> **Given problem**
Without changing a character, return the entries, but not the images they hold.

> **Rows from a figure dataset**
━━━

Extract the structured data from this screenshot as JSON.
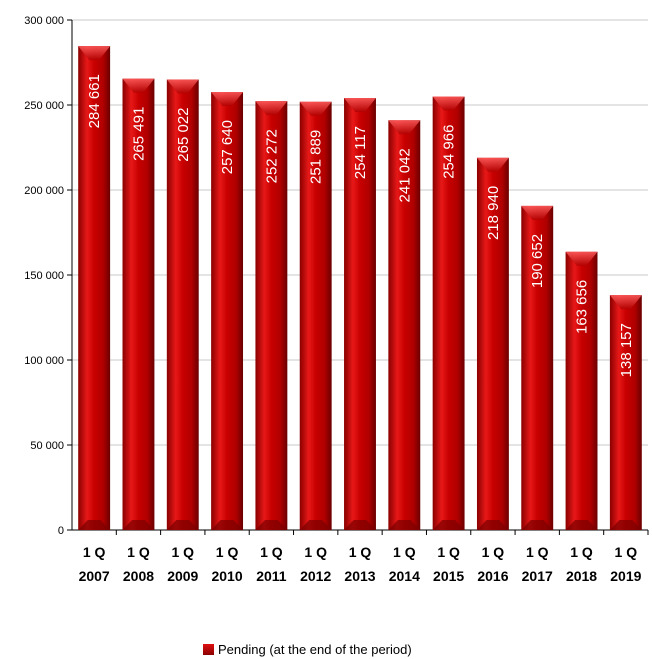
{
  "chart_data": {
    "type": "bar",
    "categories": [
      [
        "1 Q",
        "2007"
      ],
      [
        "1 Q",
        "2008"
      ],
      [
        "1 Q",
        "2009"
      ],
      [
        "1 Q",
        "2010"
      ],
      [
        "1 Q",
        "2011"
      ],
      [
        "1 Q",
        "2012"
      ],
      [
        "1 Q",
        "2013"
      ],
      [
        "1 Q",
        "2014"
      ],
      [
        "1 Q",
        "2015"
      ],
      [
        "1 Q",
        "2016"
      ],
      [
        "1 Q",
        "2017"
      ],
      [
        "1 Q",
        "2018"
      ],
      [
        "1 Q",
        "2019"
      ]
    ],
    "series": [
      {
        "name": "Pending (at the end of the period)",
        "values": [
          284661,
          265491,
          265022,
          257640,
          252272,
          251889,
          254117,
          241042,
          254966,
          218940,
          190652,
          163656,
          138157
        ],
        "labels": [
          "284 661",
          "265 491",
          "265 022",
          "257 640",
          "252 272",
          "251 889",
          "254 117",
          "241 042",
          "254 966",
          "218 940",
          "190 652",
          "163 656",
          "138 157"
        ]
      }
    ],
    "ylim": [
      0,
      300000
    ],
    "yticks": [
      0,
      50000,
      100000,
      150000,
      200000,
      250000,
      300000
    ],
    "ytick_labels": [
      "0",
      "50 000",
      "100 000",
      "150 000",
      "200 000",
      "250 000",
      "300 000"
    ],
    "grid": true,
    "legend_position": "bottom",
    "bar_color": "#c00000"
  },
  "legend": {
    "label": "Pending (at the end of the period)"
  }
}
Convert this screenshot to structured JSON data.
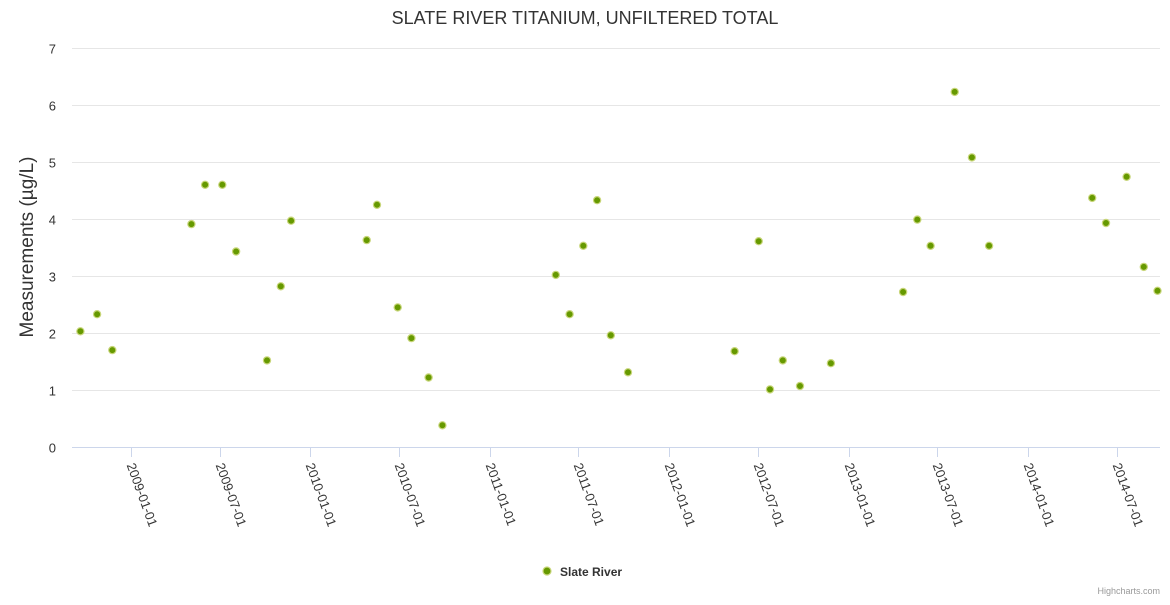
{
  "colors": {
    "marker_fill": "#669900",
    "marker_stroke": "#c8d67a",
    "grid": "#e6e6e6",
    "axis": "#ccd6eb"
  },
  "credits": "Highcharts.com",
  "chart_data": {
    "type": "scatter",
    "title": "SLATE RIVER TITANIUM, UNFILTERED TOTAL",
    "xlabel": "",
    "ylabel": "Measurements (µg/L)",
    "x_axis_type": "datetime",
    "xlim": [
      "2008-09-03",
      "2014-09-27"
    ],
    "ylim": [
      0,
      7
    ],
    "y_ticks": [
      0,
      1,
      2,
      3,
      4,
      5,
      6,
      7
    ],
    "x_ticks": [
      "2009-01-01",
      "2009-07-01",
      "2010-01-01",
      "2010-07-01",
      "2011-01-01",
      "2011-07-01",
      "2012-01-01",
      "2012-07-01",
      "2013-01-01",
      "2013-07-01",
      "2014-01-01",
      "2014-07-01"
    ],
    "grid": true,
    "legend_position": "bottom-center",
    "series": [
      {
        "name": "Slate River",
        "color": "#669900",
        "x": [
          "2008-09-20",
          "2008-10-24",
          "2008-11-24",
          "2009-05-04",
          "2009-06-01",
          "2009-07-06",
          "2009-08-03",
          "2009-10-05",
          "2009-11-02",
          "2009-11-23",
          "2010-04-26",
          "2010-05-17",
          "2010-06-28",
          "2010-07-26",
          "2010-08-30",
          "2010-09-27",
          "2011-05-16",
          "2011-06-13",
          "2011-07-11",
          "2011-08-08",
          "2011-09-05",
          "2011-10-10",
          "2012-05-14",
          "2012-07-02",
          "2012-07-25",
          "2012-08-20",
          "2012-09-24",
          "2012-11-26",
          "2013-04-22",
          "2013-05-21",
          "2013-06-17",
          "2013-08-05",
          "2013-09-09",
          "2013-10-14",
          "2014-05-12",
          "2014-06-09",
          "2014-07-21",
          "2014-08-25",
          "2014-09-22"
        ],
        "y": [
          2.03,
          2.33,
          1.7,
          3.91,
          4.6,
          4.6,
          3.43,
          1.52,
          2.82,
          3.97,
          3.63,
          4.25,
          2.45,
          1.91,
          1.22,
          0.38,
          3.02,
          2.33,
          3.53,
          4.33,
          1.96,
          1.31,
          1.68,
          3.61,
          1.01,
          1.52,
          1.07,
          1.47,
          2.72,
          3.99,
          3.53,
          6.23,
          5.08,
          3.53,
          4.37,
          3.93,
          4.74,
          3.16,
          2.74
        ]
      }
    ]
  }
}
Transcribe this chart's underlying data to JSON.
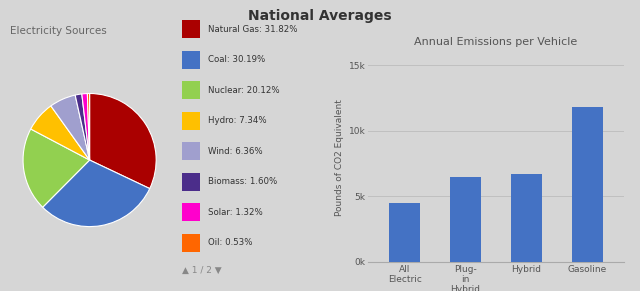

━━━

> **Correct response**
Extract the structured data from this screenshot as JSON.
{
  "chart_data": {
    "type": "bar",
    "categories": [
      [
        "1 Q",
        "2007"
      ],
      [
        "1 Q",
        "2008"
      ],
      [
        "1 Q",
        "2009"
      ],
      [
        "1 Q",
        "2010"
      ],
      [
        "1 Q",
        "2011"
      ],
      [
        "1 Q",
        "2012"
      ],
      [
        "1 Q",
        "2013"
      ],
      [
        "1 Q",
        "2014"
      ],
      [
        "1 Q",
        "2015"
      ],
      [
        "1 Q",
        "2016"
      ],
      [
        "1 Q",
        "2017"
      ],
      [
        "1 Q",
        "2018"
      ],
      [
        "1 Q",
        "2019"
      ]
    ],
    "series": [
      {
        "name": "Pending (at the end of the period)",
        "values": [
          284661,
          265491,
          265022,
          257640,
          252272,
          251889,
          254117,
          241042,
          254966,
          218940,
          190652,
          163656,
          138157
        ],
        "labels": [
          "284 661",
          "265 491",
          "265 022",
          "257 640",
          "252 272",
          "251 889",
          "254 117",
          "241 042",
          "254 966",
          "218 940",
          "190 652",
          "163 656",
          "138 157"
        ]
      }
    ],
    "ylim": [
      0,
      300000
    ],
    "yticks": [
      0,
      50000,
      100000,
      150000,
      200000,
      250000,
      300000
    ],
    "ytick_labels": [
      "0",
      "50 000",
      "100 000",
      "150 000",
      "200 000",
      "250 000",
      "300 000"
    ],
    "grid": true,
    "legend_position": "bottom",
    "bar_color": "#c00000"
  },
  "legend": {
    "label": "Pending (at the end of the period)"
  }
}
Convert this screenshot to structured JSON data.
{
  "colors": {
    "marker_fill": "#669900",
    "marker_stroke": "#c8d67a",
    "grid": "#e6e6e6",
    "axis": "#ccd6eb"
  },
  "credits": "Highcharts.com",
  "chart_data": {
    "type": "scatter",
    "title": "SLATE RIVER TITANIUM, UNFILTERED TOTAL",
    "xlabel": "",
    "ylabel": "Measurements (µg/L)",
    "x_axis_type": "datetime",
    "xlim": [
      "2008-09-03",
      "2014-09-27"
    ],
    "ylim": [
      0,
      7
    ],
    "y_ticks": [
      0,
      1,
      2,
      3,
      4,
      5,
      6,
      7
    ],
    "x_ticks": [
      "2009-01-01",
      "2009-07-01",
      "2010-01-01",
      "2010-07-01",
      "2011-01-01",
      "2011-07-01",
      "2012-01-01",
      "2012-07-01",
      "2013-01-01",
      "2013-07-01",
      "2014-01-01",
      "2014-07-01"
    ],
    "grid": true,
    "legend_position": "bottom-center",
    "series": [
      {
        "name": "Slate River",
        "color": "#669900",
        "x": [
          "2008-09-20",
          "2008-10-24",
          "2008-11-24",
          "2009-05-04",
          "2009-06-01",
          "2009-07-06",
          "2009-08-03",
          "2009-10-05",
          "2009-11-02",
          "2009-11-23",
          "2010-04-26",
          "2010-05-17",
          "2010-06-28",
          "2010-07-26",
          "2010-08-30",
          "2010-09-27",
          "2011-05-16",
          "2011-06-13",
          "2011-07-11",
          "2011-08-08",
          "2011-09-05",
          "2011-10-10",
          "2012-05-14",
          "2012-07-02",
          "2012-07-25",
          "2012-08-20",
          "2012-09-24",
          "2012-11-26",
          "2013-04-22",
          "2013-05-21",
          "2013-06-17",
          "2013-08-05",
          "2013-09-09",
          "2013-10-14",
          "2014-05-12",
          "2014-06-09",
          "2014-07-21",
          "2014-08-25",
          "2014-09-22"
        ],
        "y": [
          2.03,
          2.33,
          1.7,
          3.91,
          4.6,
          4.6,
          3.43,
          1.52,
          2.82,
          3.97,
          3.63,
          4.25,
          2.45,
          1.91,
          1.22,
          0.38,
          3.02,
          2.33,
          3.53,
          4.33,
          1.96,
          1.31,
          1.68,
          3.61,
          1.01,
          1.52,
          1.07,
          1.47,
          2.72,
          3.99,
          3.53,
          6.23,
          5.08,
          3.53,
          4.37,
          3.93,
          4.74,
          3.16,
          2.74
        ]
      }
    ]
  }
}
Transcribe this chart's underlying data to JSON.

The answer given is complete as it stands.